### DIRECTIVE
Could you transcribe all of the lines below word for word, omitting any pictures from your answer?

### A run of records
════════════════

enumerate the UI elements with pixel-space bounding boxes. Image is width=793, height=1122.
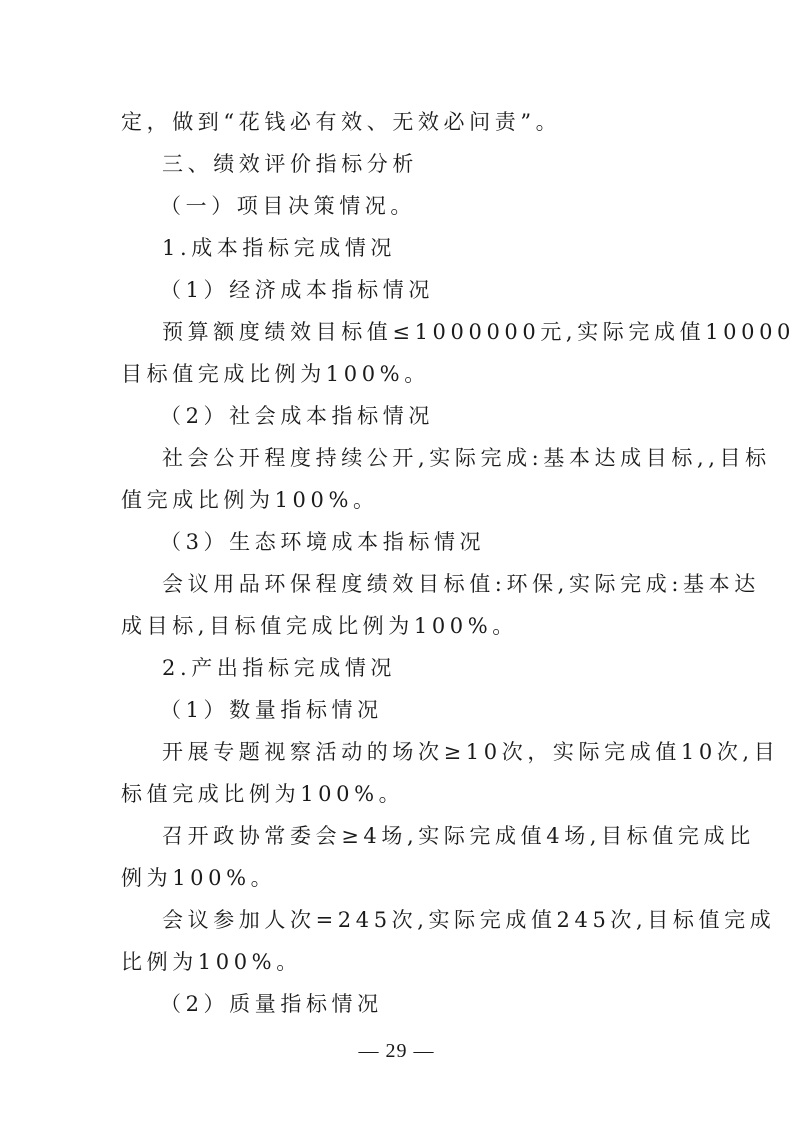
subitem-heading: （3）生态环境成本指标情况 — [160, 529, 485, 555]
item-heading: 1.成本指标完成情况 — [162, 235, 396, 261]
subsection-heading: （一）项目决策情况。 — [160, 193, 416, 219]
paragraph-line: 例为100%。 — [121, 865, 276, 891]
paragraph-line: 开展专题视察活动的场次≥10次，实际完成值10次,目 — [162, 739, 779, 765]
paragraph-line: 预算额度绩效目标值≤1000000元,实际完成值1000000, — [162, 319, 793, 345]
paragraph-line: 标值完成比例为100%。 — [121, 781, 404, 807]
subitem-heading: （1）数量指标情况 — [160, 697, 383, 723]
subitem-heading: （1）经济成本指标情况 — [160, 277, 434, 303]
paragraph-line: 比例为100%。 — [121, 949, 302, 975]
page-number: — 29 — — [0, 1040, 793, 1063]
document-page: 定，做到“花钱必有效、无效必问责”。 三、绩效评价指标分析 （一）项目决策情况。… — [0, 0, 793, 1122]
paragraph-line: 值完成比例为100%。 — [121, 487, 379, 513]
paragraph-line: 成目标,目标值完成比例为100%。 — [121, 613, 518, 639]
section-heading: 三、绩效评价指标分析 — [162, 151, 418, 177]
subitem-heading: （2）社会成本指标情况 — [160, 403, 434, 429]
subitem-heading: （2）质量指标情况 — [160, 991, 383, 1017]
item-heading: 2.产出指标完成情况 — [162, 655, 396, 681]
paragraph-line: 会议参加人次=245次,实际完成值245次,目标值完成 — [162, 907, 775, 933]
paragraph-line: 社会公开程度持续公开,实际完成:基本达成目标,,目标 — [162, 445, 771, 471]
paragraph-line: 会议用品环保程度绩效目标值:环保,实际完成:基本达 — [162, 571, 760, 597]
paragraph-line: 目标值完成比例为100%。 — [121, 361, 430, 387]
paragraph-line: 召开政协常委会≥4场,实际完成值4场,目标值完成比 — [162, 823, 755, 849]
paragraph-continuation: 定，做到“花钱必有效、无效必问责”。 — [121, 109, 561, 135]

════════════════

### RESULT FOR THIS TASK
enumerate the UI elements with pixel-space bounding boxes. Image is width=793, height=1122.
subitem-heading: （3）生态环境成本指标情况 — [160, 529, 485, 555]
item-heading: 1.成本指标完成情况 — [162, 235, 396, 261]
subsection-heading: （一）项目决策情况。 — [160, 193, 416, 219]
paragraph-line: 例为100%。 — [121, 865, 276, 891]
paragraph-line: 开展专题视察活动的场次≥10次，实际完成值10次,目 — [162, 739, 779, 765]
paragraph-line: 预算额度绩效目标值≤1000000元,实际完成值1000000, — [162, 319, 793, 345]
paragraph-line: 标值完成比例为100%。 — [121, 781, 404, 807]
subitem-heading: （1）数量指标情况 — [160, 697, 383, 723]
subitem-heading: （1）经济成本指标情况 — [160, 277, 434, 303]
paragraph-line: 比例为100%。 — [121, 949, 302, 975]
page-number: — 29 — — [0, 1040, 793, 1063]
document-page: 定，做到“花钱必有效、无效必问责”。 三、绩效评价指标分析 （一）项目决策情况。… — [0, 0, 793, 1122]
paragraph-line: 值完成比例为100%。 — [121, 487, 379, 513]
paragraph-line: 成目标,目标值完成比例为100%。 — [121, 613, 518, 639]
section-heading: 三、绩效评价指标分析 — [162, 151, 418, 177]
subitem-heading: （2）社会成本指标情况 — [160, 403, 434, 429]
subitem-heading: （2）质量指标情况 — [160, 991, 383, 1017]
item-heading: 2.产出指标完成情况 — [162, 655, 396, 681]
paragraph-line: 会议参加人次=245次,实际完成值245次,目标值完成 — [162, 907, 775, 933]
paragraph-line: 社会公开程度持续公开,实际完成:基本达成目标,,目标 — [162, 445, 771, 471]
paragraph-line: 会议用品环保程度绩效目标值:环保,实际完成:基本达 — [162, 571, 760, 597]
paragraph-line: 目标值完成比例为100%。 — [121, 361, 430, 387]
paragraph-line: 召开政协常委会≥4场,实际完成值4场,目标值完成比 — [162, 823, 755, 849]
paragraph-continuation: 定，做到“花钱必有效、无效必问责”。 — [121, 109, 561, 135]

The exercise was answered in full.